* start Given entries *

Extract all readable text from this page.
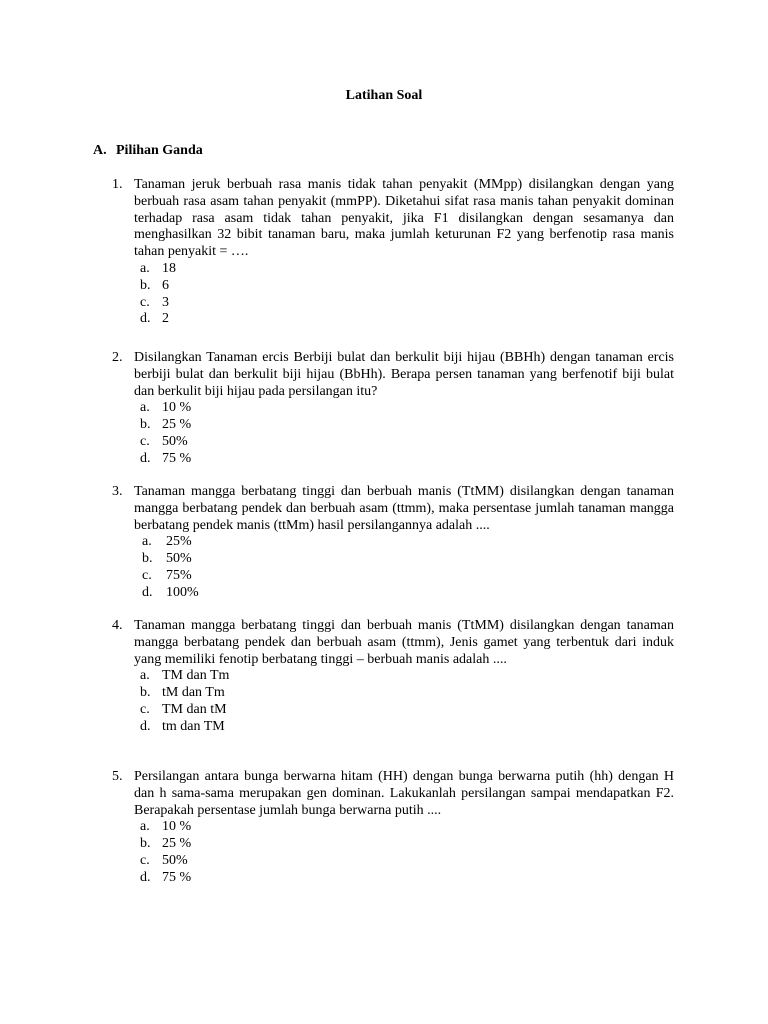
Latihan Soal
A. Pilihan Ganda
1. Tanaman jeruk berbuah rasa manis tidak tahan penyakit (MMpp) disilangkan dengan yang berbuah rasa asam tahan penyakit (mmPP). Diketahui sifat rasa manis tahan penyakit dominan terhadap rasa asam tidak tahan penyakit, jika F1 disilangkan dengan sesamanya dan menghasilkan 32 bibit tanaman baru, maka jumlah keturunan F2 yang berfenotip rasa manis tahan penyakit = ….
a. 18
b. 6
c. 3
d. 2
2. Disilangkan Tanaman ercis Berbiji bulat dan berkulit biji hijau (BBHh) dengan tanaman ercis berbiji bulat dan berkulit biji hijau (BbHh). Berapa persen tanaman yang berfenotif biji bulat dan berkulit biji hijau pada persilangan itu?
a. 10 %
b. 25 %
c. 50%
d. 75 %
3. Tanaman mangga berbatang tinggi dan berbuah manis (TtMM) disilangkan dengan tanaman mangga berbatang pendek dan berbuah asam (ttmm), maka persentase jumlah tanaman mangga berbatang pendek manis (ttMm) hasil persilangannya adalah ....
a. 25%
b. 50%
c. 75%
d. 100%
4. Tanaman mangga berbatang tinggi dan berbuah manis (TtMM) disilangkan dengan tanaman mangga berbatang pendek dan berbuah asam (ttmm), Jenis gamet yang terbentuk dari induk yang memiliki fenotip berbatang tinggi – berbuah manis adalah ....
a. TM dan Tm
b. tM dan Tm
c. TM dan tM
d. tm dan TM
5. Persilangan antara bunga berwarna hitam (HH) dengan bunga berwarna putih (hh) dengan H dan h sama-sama merupakan gen dominan. Lakukanlah persilangan sampai mendapatkan F2. Berapakah persentase jumlah bunga berwarna putih ....
a. 10 %
b. 25 %
c. 50%
d. 75 %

* end Given entries *

Work to do:
Reproduce all entries exactly. Pictures do not belong in the copy.

Written solution:
Extract all readable text from this page.
Latihan Soal
A. Pilihan Ganda
1. Tanaman jeruk berbuah rasa manis tidak tahan penyakit (MMpp) disilangkan dengan yang berbuah rasa asam tahan penyakit (mmPP). Diketahui sifat rasa manis tahan penyakit dominan terhadap rasa asam tidak tahan penyakit, jika F1 disilangkan dengan sesamanya dan menghasilkan 32 bibit tanaman baru, maka jumlah keturunan F2 yang berfenotip rasa manis tahan penyakit = ….
a. 18
b. 6
c. 3
d. 2
2. Disilangkan Tanaman ercis Berbiji bulat dan berkulit biji hijau (BBHh) dengan tanaman ercis berbiji bulat dan berkulit biji hijau (BbHh). Berapa persen tanaman yang berfenotif biji bulat dan berkulit biji hijau pada persilangan itu?
a. 10 %
b. 25 %
c. 50%
d. 75 %
3. Tanaman mangga berbatang tinggi dan berbuah manis (TtMM) disilangkan dengan tanaman mangga berbatang pendek dan berbuah asam (ttmm), maka persentase jumlah tanaman mangga berbatang pendek manis (ttMm) hasil persilangannya adalah ....
a. 25%
b. 50%
c. 75%
d. 100%
4. Tanaman mangga berbatang tinggi dan berbuah manis (TtMM) disilangkan dengan tanaman mangga berbatang pendek dan berbuah asam (ttmm), Jenis gamet yang terbentuk dari induk yang memiliki fenotip berbatang tinggi – berbuah manis adalah ....
a. TM dan Tm
b. tM dan Tm
c. TM dan tM
d. tm dan TM
5. Persilangan antara bunga berwarna hitam (HH) dengan bunga berwarna putih (hh) dengan H dan h sama-sama merupakan gen dominan. Lakukanlah persilangan sampai mendapatkan F2. Berapakah persentase jumlah bunga berwarna putih ....
a. 10 %
b. 25 %
c. 50%
d. 75 %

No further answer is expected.